WHAT THE TASK ASKS: Go through the listing and copy each line with the string "JSON".

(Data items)
■ ■ ■ ■ ■ ■ ■

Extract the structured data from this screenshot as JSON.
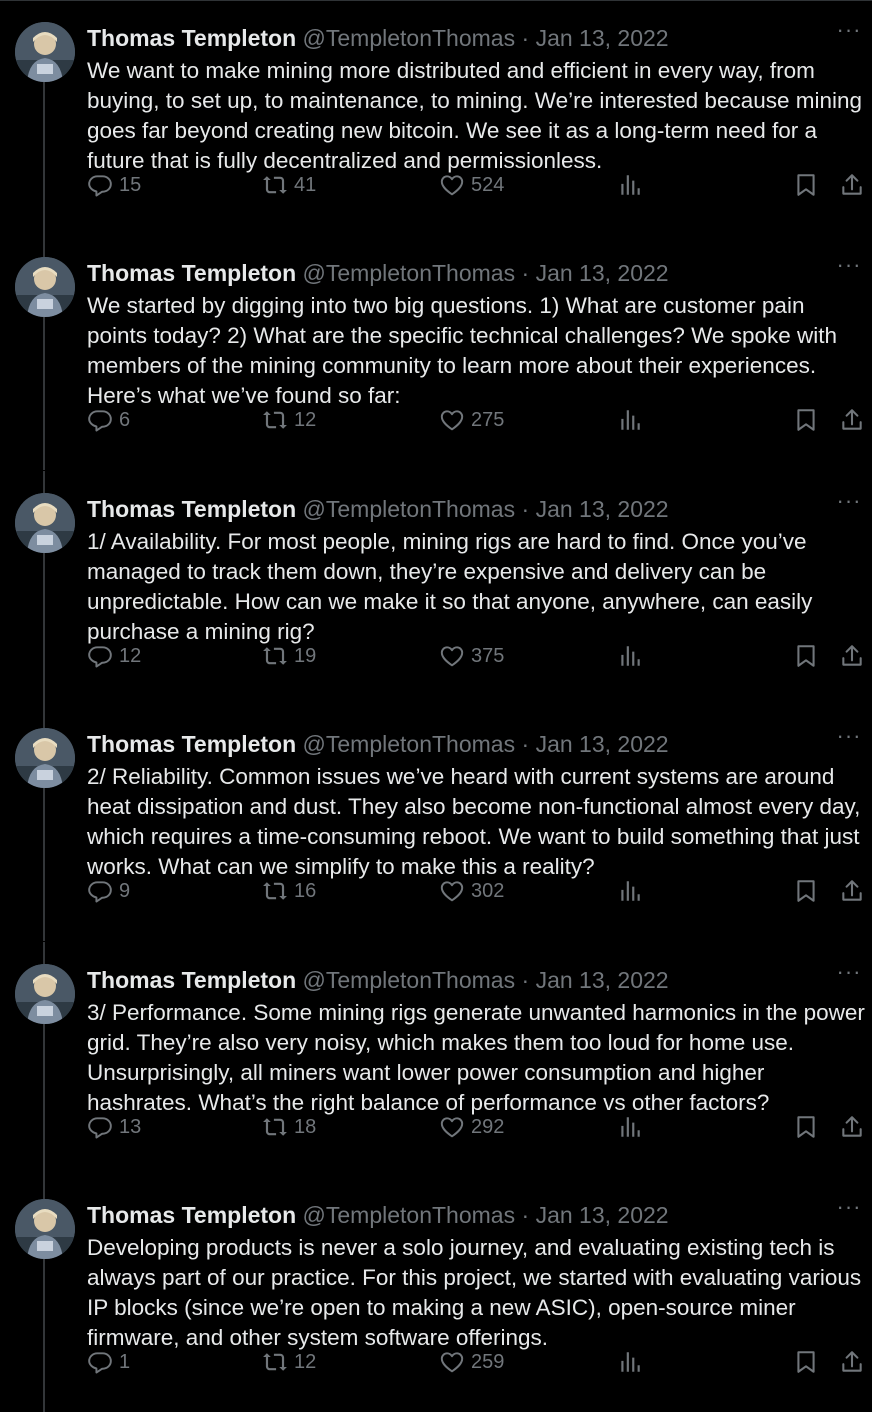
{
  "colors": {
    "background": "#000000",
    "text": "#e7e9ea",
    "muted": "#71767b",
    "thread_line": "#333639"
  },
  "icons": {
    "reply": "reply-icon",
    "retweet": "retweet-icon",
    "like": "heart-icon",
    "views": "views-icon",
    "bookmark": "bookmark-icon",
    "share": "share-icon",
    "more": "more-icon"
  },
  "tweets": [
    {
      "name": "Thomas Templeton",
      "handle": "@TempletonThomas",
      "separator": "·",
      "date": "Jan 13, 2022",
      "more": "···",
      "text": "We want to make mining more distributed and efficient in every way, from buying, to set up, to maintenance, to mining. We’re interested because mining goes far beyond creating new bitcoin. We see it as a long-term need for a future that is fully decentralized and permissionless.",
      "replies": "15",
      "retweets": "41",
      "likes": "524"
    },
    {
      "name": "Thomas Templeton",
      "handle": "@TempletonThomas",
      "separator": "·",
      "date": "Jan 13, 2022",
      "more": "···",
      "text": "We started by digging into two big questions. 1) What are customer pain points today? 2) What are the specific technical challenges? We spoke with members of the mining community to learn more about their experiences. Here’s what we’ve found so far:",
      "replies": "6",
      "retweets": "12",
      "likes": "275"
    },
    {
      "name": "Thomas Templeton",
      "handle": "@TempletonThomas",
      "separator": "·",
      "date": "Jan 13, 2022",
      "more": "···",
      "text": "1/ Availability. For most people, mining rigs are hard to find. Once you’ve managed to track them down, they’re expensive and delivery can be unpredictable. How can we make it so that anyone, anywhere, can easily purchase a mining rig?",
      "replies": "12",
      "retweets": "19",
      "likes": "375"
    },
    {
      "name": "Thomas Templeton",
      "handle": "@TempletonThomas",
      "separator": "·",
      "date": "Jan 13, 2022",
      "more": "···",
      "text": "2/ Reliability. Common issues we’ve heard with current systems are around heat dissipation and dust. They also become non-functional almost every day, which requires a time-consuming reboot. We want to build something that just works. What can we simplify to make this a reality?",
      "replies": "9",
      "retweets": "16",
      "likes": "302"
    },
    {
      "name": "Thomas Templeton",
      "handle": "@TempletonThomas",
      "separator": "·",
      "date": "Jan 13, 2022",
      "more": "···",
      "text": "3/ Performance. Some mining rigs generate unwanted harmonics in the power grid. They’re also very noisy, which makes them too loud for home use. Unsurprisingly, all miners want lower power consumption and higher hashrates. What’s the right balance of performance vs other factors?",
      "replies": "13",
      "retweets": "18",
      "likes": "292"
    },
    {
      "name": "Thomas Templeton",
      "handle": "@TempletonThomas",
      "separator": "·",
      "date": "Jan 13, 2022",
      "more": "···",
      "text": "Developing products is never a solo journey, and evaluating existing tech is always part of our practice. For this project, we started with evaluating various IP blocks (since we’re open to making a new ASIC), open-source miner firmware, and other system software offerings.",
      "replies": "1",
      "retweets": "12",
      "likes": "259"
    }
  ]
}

■ ■ ■ ■ ■ ■ ■

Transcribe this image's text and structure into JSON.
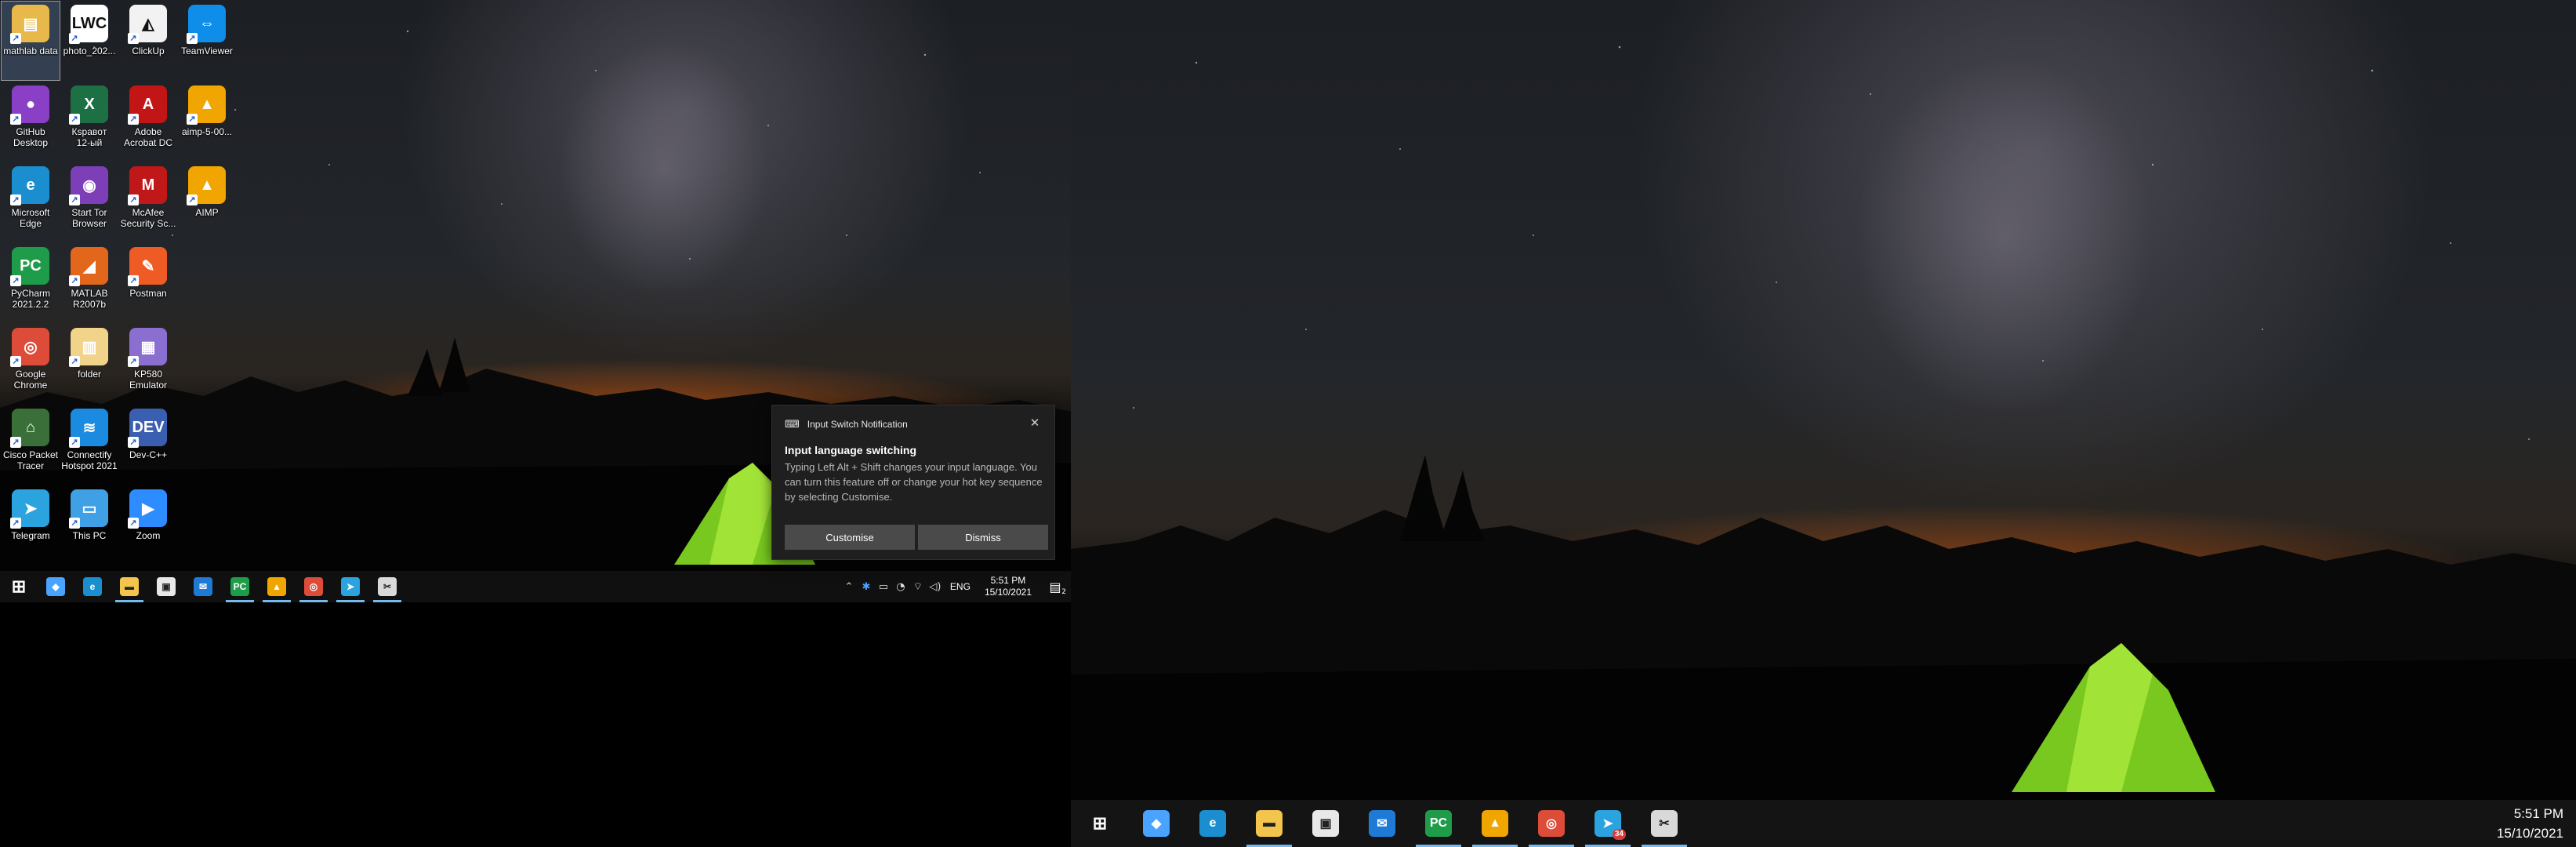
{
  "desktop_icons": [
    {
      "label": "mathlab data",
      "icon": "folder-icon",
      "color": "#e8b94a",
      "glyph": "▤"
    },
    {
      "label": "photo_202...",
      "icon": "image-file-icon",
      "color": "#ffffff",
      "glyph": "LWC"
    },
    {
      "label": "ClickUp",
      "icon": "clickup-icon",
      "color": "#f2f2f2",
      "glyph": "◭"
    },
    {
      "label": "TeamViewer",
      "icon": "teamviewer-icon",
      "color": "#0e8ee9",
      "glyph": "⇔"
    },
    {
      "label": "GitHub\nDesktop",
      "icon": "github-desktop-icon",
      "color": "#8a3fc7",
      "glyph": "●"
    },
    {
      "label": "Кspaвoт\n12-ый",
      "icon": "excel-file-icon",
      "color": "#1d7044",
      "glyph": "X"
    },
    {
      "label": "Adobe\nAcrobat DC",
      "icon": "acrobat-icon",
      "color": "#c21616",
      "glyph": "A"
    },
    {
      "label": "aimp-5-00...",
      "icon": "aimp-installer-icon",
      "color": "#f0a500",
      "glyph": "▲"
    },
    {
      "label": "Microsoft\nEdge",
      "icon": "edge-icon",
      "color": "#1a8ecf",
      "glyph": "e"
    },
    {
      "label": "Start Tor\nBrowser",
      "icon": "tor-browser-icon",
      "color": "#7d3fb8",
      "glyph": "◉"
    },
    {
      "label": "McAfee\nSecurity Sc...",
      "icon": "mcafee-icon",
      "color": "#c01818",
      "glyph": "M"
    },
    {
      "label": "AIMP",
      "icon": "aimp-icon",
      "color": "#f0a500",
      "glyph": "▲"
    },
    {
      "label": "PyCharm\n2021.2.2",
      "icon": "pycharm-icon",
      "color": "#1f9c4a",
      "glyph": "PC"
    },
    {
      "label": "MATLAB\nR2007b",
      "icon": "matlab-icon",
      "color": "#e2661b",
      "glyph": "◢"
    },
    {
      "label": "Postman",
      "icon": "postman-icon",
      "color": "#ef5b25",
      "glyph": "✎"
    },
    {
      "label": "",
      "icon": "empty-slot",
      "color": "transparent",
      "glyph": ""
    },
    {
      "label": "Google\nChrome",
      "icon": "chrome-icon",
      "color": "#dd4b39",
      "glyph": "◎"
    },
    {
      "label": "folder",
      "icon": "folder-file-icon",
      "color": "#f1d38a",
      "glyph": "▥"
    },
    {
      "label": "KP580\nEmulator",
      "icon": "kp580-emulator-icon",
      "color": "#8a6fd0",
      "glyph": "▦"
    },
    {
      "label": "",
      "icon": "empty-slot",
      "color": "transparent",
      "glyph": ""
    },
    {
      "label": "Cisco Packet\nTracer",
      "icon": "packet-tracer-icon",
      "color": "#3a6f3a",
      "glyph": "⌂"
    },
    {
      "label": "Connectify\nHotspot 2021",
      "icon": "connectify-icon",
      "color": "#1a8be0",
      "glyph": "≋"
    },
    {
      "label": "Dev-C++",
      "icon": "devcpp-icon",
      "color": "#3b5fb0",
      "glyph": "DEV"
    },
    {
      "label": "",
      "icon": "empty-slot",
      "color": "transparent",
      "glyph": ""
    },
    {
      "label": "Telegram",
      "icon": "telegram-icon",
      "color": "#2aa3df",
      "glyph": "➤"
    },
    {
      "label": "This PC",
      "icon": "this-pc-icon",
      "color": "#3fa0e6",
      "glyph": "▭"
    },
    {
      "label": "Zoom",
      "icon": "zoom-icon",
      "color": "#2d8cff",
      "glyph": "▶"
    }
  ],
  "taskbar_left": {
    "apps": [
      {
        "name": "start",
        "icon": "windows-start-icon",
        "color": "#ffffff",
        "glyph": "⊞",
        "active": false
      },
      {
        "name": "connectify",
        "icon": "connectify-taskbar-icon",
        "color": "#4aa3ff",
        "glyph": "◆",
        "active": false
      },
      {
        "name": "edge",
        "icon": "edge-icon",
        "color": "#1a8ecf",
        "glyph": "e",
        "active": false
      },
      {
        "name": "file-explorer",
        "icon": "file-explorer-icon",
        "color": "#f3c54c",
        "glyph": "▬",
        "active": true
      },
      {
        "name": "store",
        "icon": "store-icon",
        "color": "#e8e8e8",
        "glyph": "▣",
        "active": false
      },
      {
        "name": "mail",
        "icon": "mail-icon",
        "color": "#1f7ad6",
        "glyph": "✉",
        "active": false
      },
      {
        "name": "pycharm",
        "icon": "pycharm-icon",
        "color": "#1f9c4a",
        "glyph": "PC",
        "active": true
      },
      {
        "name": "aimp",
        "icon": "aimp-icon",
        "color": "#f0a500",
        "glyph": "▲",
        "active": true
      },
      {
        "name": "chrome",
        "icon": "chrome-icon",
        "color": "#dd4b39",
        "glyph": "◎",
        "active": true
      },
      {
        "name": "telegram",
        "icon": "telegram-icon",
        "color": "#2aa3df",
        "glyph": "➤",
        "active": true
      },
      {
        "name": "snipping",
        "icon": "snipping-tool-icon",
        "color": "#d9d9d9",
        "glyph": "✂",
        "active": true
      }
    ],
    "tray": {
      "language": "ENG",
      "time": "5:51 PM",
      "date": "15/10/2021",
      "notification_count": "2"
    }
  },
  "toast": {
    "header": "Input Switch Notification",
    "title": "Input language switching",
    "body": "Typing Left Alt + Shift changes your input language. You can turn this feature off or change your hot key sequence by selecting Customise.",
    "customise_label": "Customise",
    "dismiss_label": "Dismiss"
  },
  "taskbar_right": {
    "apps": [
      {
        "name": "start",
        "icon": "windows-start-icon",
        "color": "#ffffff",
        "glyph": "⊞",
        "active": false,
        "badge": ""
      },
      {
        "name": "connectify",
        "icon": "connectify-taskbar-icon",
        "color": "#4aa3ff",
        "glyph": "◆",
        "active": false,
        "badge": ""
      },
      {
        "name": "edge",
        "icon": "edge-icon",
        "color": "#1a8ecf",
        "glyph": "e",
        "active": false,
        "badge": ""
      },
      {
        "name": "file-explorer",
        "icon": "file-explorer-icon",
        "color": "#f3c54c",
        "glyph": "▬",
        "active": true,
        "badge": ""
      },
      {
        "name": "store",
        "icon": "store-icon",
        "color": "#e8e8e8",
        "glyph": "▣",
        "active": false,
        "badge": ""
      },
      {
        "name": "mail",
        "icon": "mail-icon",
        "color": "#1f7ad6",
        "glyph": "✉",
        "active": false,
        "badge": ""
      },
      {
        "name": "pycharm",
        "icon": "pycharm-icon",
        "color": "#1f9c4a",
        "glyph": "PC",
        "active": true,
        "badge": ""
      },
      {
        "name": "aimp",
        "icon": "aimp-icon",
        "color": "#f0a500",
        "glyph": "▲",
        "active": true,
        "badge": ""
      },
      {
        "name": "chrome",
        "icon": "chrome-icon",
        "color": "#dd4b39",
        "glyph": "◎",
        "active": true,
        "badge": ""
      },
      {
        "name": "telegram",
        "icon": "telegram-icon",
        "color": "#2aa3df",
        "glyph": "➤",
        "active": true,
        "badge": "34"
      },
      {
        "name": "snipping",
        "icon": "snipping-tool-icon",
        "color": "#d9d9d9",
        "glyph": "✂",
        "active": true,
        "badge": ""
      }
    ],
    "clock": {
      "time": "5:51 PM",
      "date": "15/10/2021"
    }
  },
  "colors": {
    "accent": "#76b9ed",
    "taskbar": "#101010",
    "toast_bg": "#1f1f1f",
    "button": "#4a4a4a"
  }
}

■ ■ ■ ■ ■ ■ ■

OUTPUT:
Extract the structured data from this screenshot as JSON.
Transcribe this image's text and structure into JSON.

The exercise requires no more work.